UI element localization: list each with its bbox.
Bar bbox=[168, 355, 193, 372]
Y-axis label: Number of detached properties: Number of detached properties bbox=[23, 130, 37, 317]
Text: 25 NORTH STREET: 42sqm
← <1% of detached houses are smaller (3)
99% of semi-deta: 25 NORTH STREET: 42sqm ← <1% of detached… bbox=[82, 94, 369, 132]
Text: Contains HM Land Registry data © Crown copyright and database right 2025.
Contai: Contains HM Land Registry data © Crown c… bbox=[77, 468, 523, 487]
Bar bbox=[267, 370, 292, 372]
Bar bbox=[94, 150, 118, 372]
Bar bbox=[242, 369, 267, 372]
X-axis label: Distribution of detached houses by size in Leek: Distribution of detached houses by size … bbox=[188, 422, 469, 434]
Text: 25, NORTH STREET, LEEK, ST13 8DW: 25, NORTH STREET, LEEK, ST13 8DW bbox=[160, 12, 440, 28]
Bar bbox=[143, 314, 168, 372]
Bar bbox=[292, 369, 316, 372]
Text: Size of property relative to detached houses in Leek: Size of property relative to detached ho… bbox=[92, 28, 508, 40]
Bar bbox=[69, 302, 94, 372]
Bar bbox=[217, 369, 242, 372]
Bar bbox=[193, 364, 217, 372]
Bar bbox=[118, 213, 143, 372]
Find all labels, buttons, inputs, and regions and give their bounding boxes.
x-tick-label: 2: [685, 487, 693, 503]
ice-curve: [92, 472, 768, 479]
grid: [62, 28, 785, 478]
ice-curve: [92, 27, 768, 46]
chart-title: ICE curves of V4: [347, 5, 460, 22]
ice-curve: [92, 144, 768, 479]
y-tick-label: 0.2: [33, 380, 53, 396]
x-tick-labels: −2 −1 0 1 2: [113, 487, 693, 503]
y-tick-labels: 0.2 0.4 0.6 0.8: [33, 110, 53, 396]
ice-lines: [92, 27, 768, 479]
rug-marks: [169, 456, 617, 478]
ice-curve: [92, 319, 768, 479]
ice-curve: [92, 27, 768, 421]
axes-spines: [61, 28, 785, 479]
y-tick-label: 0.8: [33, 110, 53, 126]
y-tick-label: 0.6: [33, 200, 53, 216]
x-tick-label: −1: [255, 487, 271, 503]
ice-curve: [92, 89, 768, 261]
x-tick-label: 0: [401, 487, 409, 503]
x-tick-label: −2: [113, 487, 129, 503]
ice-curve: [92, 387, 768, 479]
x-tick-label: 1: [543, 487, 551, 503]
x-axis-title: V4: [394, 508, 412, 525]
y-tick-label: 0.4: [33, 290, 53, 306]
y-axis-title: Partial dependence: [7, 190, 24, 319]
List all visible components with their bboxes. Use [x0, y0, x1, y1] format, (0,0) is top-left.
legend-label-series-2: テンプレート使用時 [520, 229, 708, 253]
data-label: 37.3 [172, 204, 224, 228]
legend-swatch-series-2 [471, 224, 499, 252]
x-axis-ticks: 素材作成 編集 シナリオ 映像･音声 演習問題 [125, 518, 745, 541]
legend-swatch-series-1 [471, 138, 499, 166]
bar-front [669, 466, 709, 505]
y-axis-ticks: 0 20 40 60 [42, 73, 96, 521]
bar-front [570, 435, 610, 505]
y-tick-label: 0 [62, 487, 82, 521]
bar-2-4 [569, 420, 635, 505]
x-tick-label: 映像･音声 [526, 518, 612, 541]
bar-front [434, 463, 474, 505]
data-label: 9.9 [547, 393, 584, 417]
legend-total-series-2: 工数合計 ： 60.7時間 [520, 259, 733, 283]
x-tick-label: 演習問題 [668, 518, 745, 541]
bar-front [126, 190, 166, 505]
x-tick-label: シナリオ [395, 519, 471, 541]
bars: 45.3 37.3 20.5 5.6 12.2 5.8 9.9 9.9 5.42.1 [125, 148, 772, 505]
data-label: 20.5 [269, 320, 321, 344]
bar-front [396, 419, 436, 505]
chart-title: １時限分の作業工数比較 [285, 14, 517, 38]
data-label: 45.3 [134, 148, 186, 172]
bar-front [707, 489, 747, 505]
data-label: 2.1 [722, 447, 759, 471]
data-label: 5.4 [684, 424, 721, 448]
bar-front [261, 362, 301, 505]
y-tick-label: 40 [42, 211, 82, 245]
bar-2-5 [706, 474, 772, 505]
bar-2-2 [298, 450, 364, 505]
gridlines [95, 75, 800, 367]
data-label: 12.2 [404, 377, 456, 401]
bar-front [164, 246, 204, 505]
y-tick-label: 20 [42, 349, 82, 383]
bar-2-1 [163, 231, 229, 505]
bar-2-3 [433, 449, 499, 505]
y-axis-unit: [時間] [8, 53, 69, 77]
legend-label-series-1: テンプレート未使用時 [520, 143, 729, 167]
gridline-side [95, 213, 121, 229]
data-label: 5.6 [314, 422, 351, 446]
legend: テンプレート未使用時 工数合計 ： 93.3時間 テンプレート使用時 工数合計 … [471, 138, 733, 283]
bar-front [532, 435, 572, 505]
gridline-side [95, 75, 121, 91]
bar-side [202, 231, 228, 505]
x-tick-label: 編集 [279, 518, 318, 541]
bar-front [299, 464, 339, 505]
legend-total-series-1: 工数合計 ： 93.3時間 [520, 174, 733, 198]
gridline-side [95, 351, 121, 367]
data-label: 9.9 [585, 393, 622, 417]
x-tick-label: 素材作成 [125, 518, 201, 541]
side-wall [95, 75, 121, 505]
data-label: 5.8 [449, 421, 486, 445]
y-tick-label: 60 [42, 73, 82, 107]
◆ ◆ ◆ ◆
TASK DETAILS - Rename "ice-curve" to "ice-line" everywhere in the listing above, and reproduce all of its lines with nothing else altered.

TASK RESULT -
UI element localization: list each with its bbox.
Bar bbox=[168, 355, 193, 372]
Y-axis label: Number of detached properties: Number of detached properties bbox=[23, 130, 37, 317]
Text: 25 NORTH STREET: 42sqm
← <1% of detached houses are smaller (3)
99% of semi-deta: 25 NORTH STREET: 42sqm ← <1% of detached… bbox=[82, 94, 369, 132]
Text: Contains HM Land Registry data © Crown copyright and database right 2025.
Contai: Contains HM Land Registry data © Crown c… bbox=[77, 468, 523, 487]
Bar bbox=[267, 370, 292, 372]
Bar bbox=[94, 150, 118, 372]
Bar bbox=[242, 369, 267, 372]
X-axis label: Distribution of detached houses by size in Leek: Distribution of detached houses by size … bbox=[188, 422, 469, 434]
Text: 25, NORTH STREET, LEEK, ST13 8DW: 25, NORTH STREET, LEEK, ST13 8DW bbox=[160, 12, 440, 28]
Bar bbox=[143, 314, 168, 372]
Bar bbox=[292, 369, 316, 372]
Text: Size of property relative to detached houses in Leek: Size of property relative to detached ho… bbox=[92, 28, 508, 40]
Bar bbox=[69, 302, 94, 372]
Bar bbox=[217, 369, 242, 372]
Bar bbox=[193, 364, 217, 372]
Bar bbox=[118, 213, 143, 372]
Find all labels, buttons, inputs, and regions and give their bounding boxes.
x-tick-label: 2: [685, 487, 693, 503]
ice-line: [92, 472, 768, 479]
grid: [62, 28, 785, 478]
ice-line: [92, 27, 768, 46]
chart-title: ICE curves of V4: [347, 5, 460, 22]
ice-line: [92, 144, 768, 479]
y-tick-label: 0.2: [33, 380, 53, 396]
x-tick-labels: −2 −1 0 1 2: [113, 487, 693, 503]
y-tick-labels: 0.2 0.4 0.6 0.8: [33, 110, 53, 396]
ice-lines: [92, 27, 768, 479]
rug-marks: [169, 456, 617, 478]
ice-line: [92, 319, 768, 479]
ice-line: [92, 27, 768, 421]
axes-spines: [61, 28, 785, 479]
y-tick-label: 0.8: [33, 110, 53, 126]
y-tick-label: 0.6: [33, 200, 53, 216]
x-tick-label: −1: [255, 487, 271, 503]
ice-line: [92, 89, 768, 261]
x-tick-label: 0: [401, 487, 409, 503]
x-tick-label: −2: [113, 487, 129, 503]
ice-line: [92, 387, 768, 479]
x-tick-label: 1: [543, 487, 551, 503]
x-axis-title: V4: [394, 508, 412, 525]
y-tick-label: 0.4: [33, 290, 53, 306]
y-axis-title: Partial dependence: [7, 190, 24, 319]
List all visible components with their bboxes. Use [x0, y0, x1, y1] format, (0,0) is top-left.
legend-label-series-2: テンプレート使用時 [520, 229, 708, 253]
data-label: 37.3 [172, 204, 224, 228]
legend-swatch-series-2 [471, 224, 499, 252]
x-axis-ticks: 素材作成 編集 シナリオ 映像･音声 演習問題 [125, 518, 745, 541]
legend-swatch-series-1 [471, 138, 499, 166]
bar-front [669, 466, 709, 505]
y-axis-ticks: 0 20 40 60 [42, 73, 96, 521]
bar-front [570, 435, 610, 505]
y-tick-label: 0 [62, 487, 82, 521]
bar-2-4 [569, 420, 635, 505]
x-tick-label: 映像･音声 [526, 518, 612, 541]
bar-front [434, 463, 474, 505]
data-label: 9.9 [547, 393, 584, 417]
legend-total-series-2: 工数合計 ： 60.7時間 [520, 259, 733, 283]
x-tick-label: 演習問題 [668, 518, 745, 541]
bar-front [126, 190, 166, 505]
x-tick-label: シナリオ [395, 519, 471, 541]
bars: 45.3 37.3 20.5 5.6 12.2 5.8 9.9 9.9 5.42.1 [125, 148, 772, 505]
data-label: 20.5 [269, 320, 321, 344]
bar-front [396, 419, 436, 505]
chart-title: １時限分の作業工数比較 [285, 14, 517, 38]
data-label: 45.3 [134, 148, 186, 172]
bar-front [707, 489, 747, 505]
data-label: 2.1 [722, 447, 759, 471]
data-label: 5.4 [684, 424, 721, 448]
bar-front [261, 362, 301, 505]
y-tick-label: 40 [42, 211, 82, 245]
bar-2-5 [706, 474, 772, 505]
bar-2-2 [298, 450, 364, 505]
gridlines [95, 75, 800, 367]
data-label: 12.2 [404, 377, 456, 401]
bar-front [164, 246, 204, 505]
y-tick-label: 20 [42, 349, 82, 383]
bar-2-1 [163, 231, 229, 505]
bar-2-3 [433, 449, 499, 505]
y-axis-unit: [時間] [8, 53, 69, 77]
legend-label-series-1: テンプレート未使用時 [520, 143, 729, 167]
gridline-side [95, 213, 121, 229]
data-label: 5.6 [314, 422, 351, 446]
legend: テンプレート未使用時 工数合計 ： 93.3時間 テンプレート使用時 工数合計 … [471, 138, 733, 283]
bar-front [532, 435, 572, 505]
gridline-side [95, 75, 121, 91]
bar-side [202, 231, 228, 505]
x-tick-label: 編集 [279, 518, 318, 541]
bar-front [299, 464, 339, 505]
legend-total-series-1: 工数合計 ： 93.3時間 [520, 174, 733, 198]
gridline-side [95, 351, 121, 367]
data-label: 9.9 [585, 393, 622, 417]
x-tick-label: 素材作成 [125, 518, 201, 541]
side-wall [95, 75, 121, 505]
data-label: 5.8 [449, 421, 486, 445]
y-tick-label: 60 [42, 73, 82, 107]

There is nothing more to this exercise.